*JOB*:
Locate the lines of the listing below that hold "shipment", then copy each of them.

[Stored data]

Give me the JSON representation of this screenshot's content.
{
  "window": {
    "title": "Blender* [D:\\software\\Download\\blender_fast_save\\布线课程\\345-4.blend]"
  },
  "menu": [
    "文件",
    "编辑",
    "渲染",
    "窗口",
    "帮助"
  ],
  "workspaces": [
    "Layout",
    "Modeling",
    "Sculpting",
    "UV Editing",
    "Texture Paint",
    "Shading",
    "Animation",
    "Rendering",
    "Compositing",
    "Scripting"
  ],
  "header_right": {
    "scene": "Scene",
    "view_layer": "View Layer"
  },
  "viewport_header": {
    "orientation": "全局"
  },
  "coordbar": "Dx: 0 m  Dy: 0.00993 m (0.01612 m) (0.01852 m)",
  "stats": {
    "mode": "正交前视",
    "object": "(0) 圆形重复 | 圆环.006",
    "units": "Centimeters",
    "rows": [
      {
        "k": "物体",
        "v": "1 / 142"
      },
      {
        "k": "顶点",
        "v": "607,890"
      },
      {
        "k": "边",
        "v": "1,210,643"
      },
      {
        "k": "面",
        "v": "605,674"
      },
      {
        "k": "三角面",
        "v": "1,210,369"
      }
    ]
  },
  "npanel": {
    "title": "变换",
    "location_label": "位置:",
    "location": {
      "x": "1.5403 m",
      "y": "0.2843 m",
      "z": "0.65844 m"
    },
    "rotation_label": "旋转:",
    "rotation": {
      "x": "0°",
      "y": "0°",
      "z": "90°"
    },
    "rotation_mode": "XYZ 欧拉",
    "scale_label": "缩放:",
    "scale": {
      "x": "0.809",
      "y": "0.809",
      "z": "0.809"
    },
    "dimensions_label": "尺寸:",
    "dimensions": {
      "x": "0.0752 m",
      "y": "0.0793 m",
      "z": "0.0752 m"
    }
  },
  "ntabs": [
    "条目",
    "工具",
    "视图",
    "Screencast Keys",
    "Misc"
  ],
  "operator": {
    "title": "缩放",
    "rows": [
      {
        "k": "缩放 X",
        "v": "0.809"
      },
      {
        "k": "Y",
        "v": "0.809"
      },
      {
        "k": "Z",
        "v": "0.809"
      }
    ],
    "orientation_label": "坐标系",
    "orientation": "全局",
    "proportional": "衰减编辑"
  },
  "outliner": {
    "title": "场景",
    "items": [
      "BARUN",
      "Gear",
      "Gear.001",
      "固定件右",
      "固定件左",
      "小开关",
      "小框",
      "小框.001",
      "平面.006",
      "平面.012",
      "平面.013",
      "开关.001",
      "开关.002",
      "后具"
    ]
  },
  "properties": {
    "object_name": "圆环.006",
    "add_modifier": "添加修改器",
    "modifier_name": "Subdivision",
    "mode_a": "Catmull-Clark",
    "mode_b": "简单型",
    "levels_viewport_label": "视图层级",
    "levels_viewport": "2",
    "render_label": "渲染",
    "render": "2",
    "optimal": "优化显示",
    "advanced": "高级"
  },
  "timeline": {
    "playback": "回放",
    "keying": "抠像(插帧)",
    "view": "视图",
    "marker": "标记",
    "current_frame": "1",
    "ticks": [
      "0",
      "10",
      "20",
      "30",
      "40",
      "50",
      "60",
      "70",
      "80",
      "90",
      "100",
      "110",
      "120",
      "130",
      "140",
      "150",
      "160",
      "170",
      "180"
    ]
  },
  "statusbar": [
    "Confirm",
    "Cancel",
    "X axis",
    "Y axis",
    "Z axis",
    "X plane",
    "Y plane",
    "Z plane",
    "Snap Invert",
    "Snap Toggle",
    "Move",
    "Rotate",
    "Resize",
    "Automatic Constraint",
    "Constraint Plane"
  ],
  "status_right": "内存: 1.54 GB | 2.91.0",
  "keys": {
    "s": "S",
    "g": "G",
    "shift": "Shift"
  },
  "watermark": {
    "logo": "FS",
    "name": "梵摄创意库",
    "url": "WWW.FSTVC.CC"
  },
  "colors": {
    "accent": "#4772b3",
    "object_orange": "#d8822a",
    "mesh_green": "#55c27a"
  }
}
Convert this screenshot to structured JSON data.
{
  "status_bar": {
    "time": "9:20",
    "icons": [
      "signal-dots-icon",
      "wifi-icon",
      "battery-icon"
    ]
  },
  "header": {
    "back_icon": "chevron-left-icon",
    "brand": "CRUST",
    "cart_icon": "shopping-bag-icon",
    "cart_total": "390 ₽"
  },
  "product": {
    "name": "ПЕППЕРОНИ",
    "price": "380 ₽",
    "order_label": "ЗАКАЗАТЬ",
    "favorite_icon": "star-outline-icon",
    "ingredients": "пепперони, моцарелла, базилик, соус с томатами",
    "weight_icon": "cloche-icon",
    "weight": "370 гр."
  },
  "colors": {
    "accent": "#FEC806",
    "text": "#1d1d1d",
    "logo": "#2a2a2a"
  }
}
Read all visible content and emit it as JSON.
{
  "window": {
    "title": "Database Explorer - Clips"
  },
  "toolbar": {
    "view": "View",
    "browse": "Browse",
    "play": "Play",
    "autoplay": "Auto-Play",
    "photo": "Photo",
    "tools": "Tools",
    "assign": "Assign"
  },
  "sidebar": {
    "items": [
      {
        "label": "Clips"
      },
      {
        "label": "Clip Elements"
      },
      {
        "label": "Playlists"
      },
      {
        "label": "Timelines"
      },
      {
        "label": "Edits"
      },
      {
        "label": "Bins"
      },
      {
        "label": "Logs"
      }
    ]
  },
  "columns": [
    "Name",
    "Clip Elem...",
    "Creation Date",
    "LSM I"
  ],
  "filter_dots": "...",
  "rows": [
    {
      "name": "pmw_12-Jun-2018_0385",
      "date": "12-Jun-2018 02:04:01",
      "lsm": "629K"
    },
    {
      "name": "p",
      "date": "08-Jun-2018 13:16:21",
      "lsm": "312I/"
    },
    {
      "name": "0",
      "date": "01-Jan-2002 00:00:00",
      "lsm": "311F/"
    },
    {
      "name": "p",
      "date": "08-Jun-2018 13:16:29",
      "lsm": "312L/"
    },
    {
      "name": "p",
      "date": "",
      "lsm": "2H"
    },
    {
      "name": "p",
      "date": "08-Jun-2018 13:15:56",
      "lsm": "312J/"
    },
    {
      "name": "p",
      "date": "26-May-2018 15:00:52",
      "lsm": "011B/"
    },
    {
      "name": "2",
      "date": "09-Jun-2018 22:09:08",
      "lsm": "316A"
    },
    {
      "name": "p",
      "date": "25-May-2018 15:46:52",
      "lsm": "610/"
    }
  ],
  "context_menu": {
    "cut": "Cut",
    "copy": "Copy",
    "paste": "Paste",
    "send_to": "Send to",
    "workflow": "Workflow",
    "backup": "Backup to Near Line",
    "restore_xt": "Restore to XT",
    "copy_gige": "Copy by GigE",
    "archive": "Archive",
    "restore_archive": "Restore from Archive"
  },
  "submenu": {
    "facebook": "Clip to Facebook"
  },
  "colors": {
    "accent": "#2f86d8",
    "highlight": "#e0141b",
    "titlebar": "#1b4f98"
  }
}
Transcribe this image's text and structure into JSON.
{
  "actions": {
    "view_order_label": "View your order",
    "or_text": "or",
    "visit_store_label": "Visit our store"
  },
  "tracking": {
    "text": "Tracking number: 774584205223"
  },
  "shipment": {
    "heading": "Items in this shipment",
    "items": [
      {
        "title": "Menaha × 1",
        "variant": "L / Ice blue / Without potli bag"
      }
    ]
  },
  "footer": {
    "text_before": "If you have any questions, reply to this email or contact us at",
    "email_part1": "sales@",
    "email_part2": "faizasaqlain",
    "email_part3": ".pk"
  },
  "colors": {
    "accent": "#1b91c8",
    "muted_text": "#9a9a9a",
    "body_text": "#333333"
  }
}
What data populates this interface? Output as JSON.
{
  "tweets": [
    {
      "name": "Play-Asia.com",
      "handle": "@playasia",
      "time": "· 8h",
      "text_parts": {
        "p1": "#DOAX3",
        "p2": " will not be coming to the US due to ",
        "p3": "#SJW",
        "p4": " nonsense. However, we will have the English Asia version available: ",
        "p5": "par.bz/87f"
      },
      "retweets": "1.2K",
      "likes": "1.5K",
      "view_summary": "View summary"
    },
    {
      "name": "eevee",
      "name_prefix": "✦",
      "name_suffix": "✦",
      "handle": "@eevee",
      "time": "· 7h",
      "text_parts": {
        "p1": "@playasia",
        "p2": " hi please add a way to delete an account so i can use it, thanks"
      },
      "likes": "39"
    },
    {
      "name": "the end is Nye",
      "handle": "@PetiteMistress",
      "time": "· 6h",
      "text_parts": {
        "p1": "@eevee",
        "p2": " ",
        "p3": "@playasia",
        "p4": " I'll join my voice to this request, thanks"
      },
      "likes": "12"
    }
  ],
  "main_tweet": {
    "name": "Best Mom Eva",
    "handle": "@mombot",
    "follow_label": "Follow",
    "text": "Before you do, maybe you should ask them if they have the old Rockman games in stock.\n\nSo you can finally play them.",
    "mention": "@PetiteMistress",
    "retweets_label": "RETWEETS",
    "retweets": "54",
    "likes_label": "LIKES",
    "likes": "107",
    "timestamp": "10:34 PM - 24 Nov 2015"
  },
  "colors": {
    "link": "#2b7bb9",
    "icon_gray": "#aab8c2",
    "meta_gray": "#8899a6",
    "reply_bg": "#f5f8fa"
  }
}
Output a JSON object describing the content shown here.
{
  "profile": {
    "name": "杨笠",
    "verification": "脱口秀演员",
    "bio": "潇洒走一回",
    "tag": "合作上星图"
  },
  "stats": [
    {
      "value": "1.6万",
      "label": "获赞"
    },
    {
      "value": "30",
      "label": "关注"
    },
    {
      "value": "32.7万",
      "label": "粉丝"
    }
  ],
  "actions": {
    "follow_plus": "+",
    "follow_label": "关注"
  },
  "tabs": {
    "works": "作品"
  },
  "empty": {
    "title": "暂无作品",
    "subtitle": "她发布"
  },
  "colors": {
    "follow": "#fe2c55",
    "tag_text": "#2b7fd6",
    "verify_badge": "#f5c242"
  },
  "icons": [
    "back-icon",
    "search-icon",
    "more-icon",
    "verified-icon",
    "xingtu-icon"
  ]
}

*TASK ANSWER*:
  "shipment": {
    "heading": "Items in this shipment",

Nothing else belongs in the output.